**Exercise brief**
Going through the material below, please gather all lines with the word "CACM" in them.

┌────────

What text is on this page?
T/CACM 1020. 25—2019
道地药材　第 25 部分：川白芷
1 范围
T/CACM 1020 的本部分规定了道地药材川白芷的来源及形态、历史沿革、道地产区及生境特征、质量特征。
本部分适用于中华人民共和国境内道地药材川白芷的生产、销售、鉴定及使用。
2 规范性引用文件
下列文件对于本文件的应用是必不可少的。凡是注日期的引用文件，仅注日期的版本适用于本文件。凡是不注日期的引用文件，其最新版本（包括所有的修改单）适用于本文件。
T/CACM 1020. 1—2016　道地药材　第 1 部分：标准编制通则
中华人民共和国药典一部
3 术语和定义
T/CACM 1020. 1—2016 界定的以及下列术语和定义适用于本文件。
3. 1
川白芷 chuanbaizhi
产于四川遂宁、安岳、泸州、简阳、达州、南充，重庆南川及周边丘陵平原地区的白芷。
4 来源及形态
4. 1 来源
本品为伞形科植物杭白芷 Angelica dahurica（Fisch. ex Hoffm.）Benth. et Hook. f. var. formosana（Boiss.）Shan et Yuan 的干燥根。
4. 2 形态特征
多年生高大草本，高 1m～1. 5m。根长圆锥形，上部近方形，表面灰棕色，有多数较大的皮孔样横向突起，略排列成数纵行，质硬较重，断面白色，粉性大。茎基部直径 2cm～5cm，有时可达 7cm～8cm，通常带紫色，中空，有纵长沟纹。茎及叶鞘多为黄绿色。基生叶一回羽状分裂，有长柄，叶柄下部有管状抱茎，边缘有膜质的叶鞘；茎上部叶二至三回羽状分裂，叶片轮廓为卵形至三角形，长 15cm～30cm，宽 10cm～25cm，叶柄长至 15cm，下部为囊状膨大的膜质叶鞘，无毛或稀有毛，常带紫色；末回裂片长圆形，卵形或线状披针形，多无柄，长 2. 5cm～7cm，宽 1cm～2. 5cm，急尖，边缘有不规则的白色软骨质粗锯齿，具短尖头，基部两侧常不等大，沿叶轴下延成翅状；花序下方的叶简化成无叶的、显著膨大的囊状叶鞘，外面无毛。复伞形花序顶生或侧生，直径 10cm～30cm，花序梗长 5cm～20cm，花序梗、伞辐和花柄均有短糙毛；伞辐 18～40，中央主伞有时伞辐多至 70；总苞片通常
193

└────────

**Expected output**
T/CACM 1020. 25—2019
T/CACM 1020 的本部分规定了道地药材川白芷的来源及形态、历史沿革、道地产区及生境特征、质量特征。
T/CACM 1020. 1—2016　道地药材　第 1 部分：标准编制通则
T/CACM 1020. 1—2016 界定的以及下列术语和定义适用于本文件。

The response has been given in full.